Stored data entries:
>> begin

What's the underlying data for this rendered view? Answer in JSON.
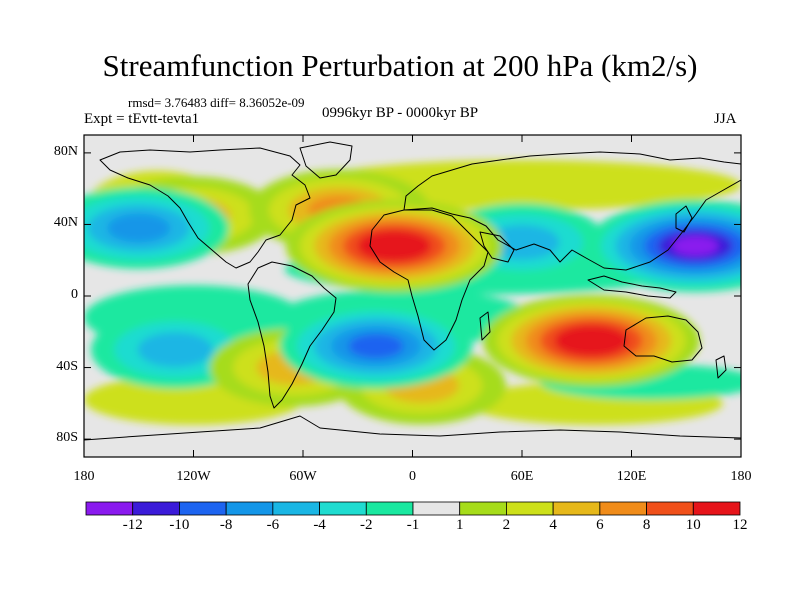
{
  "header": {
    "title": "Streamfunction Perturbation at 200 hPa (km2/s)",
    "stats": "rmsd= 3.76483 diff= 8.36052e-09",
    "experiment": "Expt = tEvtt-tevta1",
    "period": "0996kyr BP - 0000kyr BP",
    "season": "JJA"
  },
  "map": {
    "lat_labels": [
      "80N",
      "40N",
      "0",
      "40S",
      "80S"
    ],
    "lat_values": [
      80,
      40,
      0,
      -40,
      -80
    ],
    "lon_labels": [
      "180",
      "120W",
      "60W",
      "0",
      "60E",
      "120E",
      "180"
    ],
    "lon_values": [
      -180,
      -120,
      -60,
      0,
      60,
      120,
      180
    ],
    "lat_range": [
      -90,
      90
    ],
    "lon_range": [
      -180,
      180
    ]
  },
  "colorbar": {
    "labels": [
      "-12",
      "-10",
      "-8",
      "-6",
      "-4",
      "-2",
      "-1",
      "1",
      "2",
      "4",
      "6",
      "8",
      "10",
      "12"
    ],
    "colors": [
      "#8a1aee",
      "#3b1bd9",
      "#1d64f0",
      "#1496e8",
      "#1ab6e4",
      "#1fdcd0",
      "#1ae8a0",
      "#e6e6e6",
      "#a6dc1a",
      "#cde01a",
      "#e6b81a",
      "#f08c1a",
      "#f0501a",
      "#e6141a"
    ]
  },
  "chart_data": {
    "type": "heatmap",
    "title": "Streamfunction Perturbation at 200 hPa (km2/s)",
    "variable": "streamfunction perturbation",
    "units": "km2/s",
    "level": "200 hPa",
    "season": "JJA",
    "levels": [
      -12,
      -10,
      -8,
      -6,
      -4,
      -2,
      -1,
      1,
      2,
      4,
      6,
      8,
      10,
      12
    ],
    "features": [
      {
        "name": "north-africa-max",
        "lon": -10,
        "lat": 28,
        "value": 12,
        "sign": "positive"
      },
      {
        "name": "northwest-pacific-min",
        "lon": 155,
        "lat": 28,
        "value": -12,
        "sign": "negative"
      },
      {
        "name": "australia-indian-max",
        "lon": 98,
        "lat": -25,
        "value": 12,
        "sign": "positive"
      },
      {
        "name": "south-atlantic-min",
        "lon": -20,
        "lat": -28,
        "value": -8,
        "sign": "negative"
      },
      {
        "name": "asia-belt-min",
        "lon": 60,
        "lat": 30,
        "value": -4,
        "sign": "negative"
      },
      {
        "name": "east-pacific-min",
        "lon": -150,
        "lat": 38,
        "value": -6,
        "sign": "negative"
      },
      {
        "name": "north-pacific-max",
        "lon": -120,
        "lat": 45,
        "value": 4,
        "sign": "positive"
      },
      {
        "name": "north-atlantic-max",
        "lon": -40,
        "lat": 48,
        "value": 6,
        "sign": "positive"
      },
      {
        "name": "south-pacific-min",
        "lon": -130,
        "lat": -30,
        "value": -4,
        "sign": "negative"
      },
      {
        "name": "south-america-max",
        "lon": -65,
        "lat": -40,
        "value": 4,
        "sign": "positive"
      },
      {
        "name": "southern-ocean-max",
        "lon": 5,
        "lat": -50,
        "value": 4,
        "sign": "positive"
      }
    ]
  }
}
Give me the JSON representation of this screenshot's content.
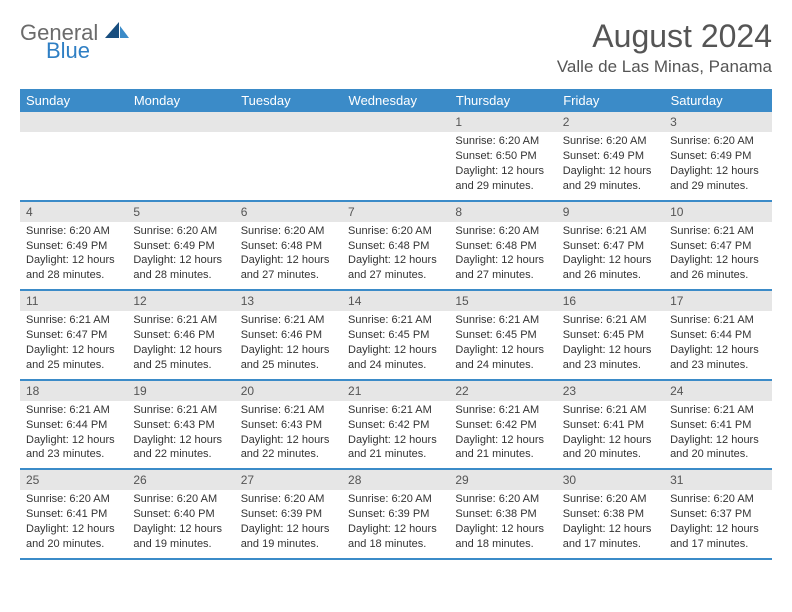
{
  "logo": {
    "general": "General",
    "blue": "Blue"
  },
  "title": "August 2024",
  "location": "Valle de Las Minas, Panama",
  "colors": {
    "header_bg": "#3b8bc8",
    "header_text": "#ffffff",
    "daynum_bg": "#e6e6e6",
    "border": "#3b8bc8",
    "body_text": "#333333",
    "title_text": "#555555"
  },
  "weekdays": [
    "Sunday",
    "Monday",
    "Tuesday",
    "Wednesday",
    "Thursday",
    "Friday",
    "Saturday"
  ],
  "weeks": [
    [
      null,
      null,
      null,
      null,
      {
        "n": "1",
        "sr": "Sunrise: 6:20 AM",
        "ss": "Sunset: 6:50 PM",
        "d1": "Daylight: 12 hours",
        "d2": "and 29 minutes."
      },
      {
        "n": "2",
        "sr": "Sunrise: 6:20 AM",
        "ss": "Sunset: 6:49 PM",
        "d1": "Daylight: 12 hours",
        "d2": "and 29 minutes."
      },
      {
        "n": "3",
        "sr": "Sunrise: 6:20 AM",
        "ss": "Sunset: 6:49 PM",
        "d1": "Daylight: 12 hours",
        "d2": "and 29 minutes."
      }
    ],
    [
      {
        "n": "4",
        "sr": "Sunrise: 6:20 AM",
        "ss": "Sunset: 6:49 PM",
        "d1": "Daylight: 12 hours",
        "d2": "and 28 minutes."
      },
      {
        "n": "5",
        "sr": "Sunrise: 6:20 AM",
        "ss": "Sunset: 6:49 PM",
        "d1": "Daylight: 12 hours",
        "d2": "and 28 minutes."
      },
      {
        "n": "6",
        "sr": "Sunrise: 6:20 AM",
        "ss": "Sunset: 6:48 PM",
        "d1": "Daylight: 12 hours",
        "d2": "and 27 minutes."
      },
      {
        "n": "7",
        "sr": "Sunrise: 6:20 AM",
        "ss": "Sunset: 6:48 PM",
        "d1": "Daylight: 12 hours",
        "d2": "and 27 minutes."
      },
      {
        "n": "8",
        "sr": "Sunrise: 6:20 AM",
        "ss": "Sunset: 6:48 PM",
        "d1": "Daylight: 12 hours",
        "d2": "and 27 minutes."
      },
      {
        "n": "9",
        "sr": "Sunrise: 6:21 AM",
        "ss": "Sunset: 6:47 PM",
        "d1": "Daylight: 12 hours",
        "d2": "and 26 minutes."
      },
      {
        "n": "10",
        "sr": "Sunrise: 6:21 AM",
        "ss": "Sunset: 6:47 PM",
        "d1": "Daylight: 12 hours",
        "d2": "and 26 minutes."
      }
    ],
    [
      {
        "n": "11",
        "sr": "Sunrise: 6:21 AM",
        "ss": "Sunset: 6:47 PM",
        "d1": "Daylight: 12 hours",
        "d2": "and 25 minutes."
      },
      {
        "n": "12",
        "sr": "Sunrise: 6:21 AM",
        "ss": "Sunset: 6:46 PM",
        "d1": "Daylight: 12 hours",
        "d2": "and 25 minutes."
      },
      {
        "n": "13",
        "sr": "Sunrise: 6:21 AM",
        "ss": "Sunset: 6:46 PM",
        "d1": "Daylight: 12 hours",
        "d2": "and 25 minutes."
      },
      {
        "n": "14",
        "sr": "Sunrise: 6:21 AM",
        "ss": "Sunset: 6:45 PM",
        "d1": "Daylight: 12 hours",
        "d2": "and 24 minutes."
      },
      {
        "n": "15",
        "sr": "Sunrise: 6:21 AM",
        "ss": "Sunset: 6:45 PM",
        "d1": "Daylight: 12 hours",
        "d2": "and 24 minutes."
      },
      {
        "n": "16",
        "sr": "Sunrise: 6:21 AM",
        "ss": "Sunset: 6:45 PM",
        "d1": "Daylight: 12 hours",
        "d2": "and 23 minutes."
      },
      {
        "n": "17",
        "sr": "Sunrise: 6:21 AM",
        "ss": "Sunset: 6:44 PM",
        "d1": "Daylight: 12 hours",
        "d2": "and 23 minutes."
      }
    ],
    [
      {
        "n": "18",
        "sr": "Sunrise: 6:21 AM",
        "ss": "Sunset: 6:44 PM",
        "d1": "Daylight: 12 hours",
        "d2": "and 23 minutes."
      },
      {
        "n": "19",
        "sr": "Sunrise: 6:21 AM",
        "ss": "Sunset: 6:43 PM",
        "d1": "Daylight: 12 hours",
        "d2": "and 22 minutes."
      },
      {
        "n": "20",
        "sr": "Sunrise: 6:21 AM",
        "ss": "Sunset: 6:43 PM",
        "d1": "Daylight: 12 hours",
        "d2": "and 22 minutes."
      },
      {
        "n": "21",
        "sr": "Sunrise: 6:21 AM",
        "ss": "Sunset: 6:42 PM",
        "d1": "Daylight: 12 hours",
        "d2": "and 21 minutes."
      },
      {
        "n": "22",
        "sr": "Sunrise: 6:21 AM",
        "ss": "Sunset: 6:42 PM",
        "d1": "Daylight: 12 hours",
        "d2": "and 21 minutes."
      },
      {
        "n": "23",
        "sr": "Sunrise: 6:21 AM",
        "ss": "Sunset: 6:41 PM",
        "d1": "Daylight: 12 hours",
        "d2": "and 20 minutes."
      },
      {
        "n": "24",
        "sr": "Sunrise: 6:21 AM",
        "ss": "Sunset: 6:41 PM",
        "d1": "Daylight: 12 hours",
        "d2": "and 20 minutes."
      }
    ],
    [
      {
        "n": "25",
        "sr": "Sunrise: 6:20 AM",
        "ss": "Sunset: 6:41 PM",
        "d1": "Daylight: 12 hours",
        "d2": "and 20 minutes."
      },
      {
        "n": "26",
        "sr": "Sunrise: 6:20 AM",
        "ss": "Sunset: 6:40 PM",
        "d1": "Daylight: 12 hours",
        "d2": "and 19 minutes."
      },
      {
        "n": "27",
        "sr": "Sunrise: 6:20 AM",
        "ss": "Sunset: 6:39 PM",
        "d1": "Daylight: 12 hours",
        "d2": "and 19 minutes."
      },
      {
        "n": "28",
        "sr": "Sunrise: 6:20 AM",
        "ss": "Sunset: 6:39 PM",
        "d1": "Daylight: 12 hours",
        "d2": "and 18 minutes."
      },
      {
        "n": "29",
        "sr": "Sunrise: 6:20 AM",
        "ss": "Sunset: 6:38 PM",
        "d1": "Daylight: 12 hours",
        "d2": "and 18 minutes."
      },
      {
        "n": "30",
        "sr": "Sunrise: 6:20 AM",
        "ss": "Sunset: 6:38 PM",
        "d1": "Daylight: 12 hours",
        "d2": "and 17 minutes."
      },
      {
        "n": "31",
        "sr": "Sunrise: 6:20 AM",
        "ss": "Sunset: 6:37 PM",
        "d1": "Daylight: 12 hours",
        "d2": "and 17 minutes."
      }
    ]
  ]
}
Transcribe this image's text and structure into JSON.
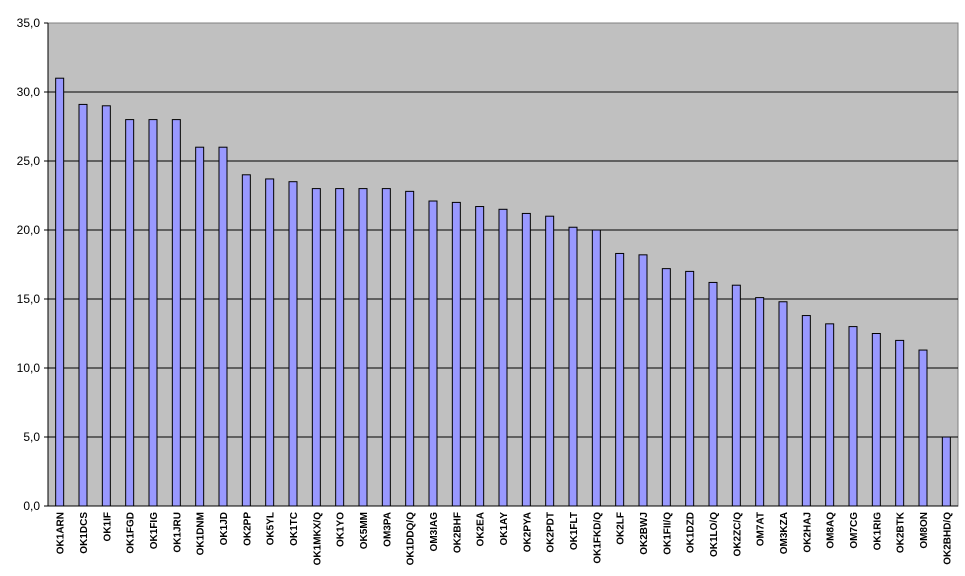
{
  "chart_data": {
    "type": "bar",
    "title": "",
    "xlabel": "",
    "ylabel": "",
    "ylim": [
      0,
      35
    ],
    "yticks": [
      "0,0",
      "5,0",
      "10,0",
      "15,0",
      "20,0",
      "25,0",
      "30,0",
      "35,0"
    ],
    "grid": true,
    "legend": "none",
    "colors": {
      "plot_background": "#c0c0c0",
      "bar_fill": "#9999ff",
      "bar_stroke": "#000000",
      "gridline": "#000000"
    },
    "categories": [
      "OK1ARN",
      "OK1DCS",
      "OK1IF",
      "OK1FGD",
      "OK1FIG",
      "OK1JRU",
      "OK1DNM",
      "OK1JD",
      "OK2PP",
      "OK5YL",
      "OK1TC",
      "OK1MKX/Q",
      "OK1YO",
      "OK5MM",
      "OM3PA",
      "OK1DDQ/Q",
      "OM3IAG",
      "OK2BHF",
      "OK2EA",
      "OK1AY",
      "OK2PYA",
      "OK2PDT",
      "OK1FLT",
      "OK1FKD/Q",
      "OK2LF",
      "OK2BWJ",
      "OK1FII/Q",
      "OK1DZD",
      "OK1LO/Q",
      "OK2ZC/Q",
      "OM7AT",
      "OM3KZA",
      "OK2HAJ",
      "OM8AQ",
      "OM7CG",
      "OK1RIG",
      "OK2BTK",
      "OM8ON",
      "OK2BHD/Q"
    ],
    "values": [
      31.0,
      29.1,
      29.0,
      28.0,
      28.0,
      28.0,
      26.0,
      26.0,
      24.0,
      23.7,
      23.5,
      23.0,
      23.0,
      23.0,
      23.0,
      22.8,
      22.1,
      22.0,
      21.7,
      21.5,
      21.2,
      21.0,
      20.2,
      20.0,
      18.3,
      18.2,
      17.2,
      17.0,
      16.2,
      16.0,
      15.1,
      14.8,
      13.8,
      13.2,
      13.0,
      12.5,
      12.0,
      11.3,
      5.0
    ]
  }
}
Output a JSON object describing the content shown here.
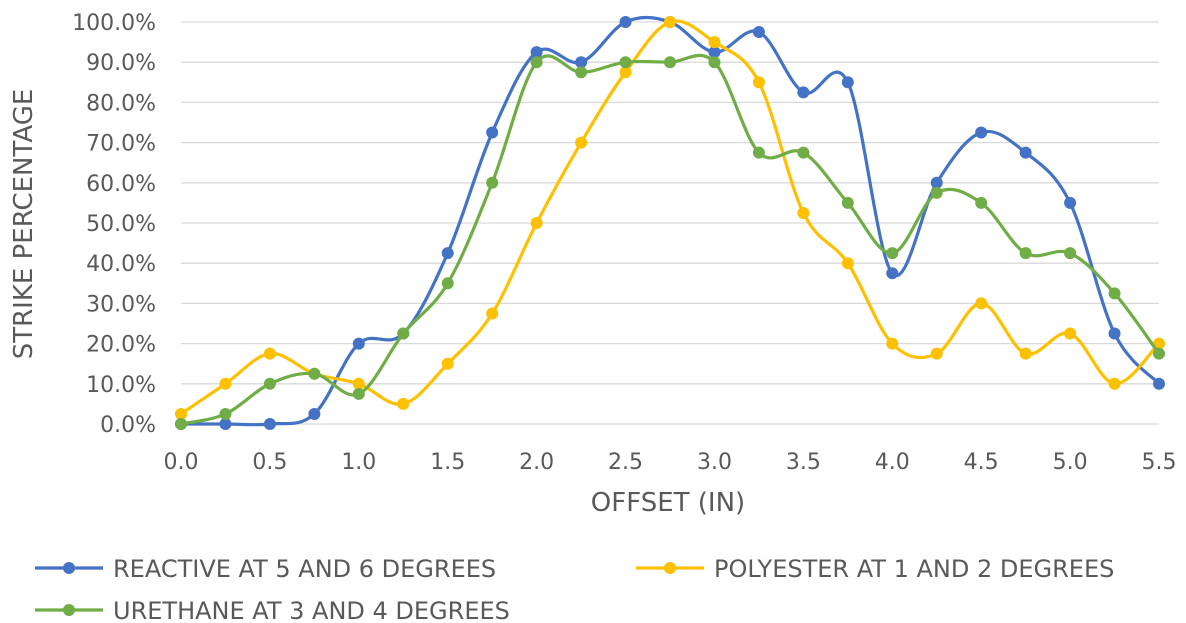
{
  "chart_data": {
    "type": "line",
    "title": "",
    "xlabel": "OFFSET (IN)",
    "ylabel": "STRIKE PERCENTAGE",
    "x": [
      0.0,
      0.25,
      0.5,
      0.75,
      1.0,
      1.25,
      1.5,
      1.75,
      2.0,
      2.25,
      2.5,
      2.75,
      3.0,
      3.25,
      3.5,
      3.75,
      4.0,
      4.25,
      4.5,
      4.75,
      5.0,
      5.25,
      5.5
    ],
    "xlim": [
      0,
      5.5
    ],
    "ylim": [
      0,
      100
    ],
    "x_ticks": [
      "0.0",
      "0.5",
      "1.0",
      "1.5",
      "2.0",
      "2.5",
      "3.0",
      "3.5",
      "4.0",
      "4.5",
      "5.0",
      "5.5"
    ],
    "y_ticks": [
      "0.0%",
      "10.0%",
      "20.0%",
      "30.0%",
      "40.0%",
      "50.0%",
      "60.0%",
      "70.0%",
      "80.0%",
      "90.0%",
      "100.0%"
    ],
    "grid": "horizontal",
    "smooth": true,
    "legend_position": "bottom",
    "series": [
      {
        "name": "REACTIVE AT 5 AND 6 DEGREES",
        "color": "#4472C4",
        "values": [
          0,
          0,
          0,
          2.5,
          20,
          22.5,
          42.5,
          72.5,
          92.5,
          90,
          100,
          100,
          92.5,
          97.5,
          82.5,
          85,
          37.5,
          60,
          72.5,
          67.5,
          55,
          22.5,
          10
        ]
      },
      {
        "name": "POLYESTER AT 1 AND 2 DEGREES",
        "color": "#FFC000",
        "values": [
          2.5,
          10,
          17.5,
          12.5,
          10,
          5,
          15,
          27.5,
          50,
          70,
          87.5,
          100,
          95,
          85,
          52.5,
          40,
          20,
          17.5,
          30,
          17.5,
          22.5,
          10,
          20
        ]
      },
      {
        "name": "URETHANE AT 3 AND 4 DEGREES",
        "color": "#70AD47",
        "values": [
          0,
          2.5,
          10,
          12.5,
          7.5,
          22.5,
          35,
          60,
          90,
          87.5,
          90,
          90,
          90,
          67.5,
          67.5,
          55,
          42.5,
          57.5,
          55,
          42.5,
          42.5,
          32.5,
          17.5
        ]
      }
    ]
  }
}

>> end

Your task is to pick out every line with the string "content" and copy it.

Give me the JSON representation of this screenshot's content.
Output a JSON object describing the content shown here.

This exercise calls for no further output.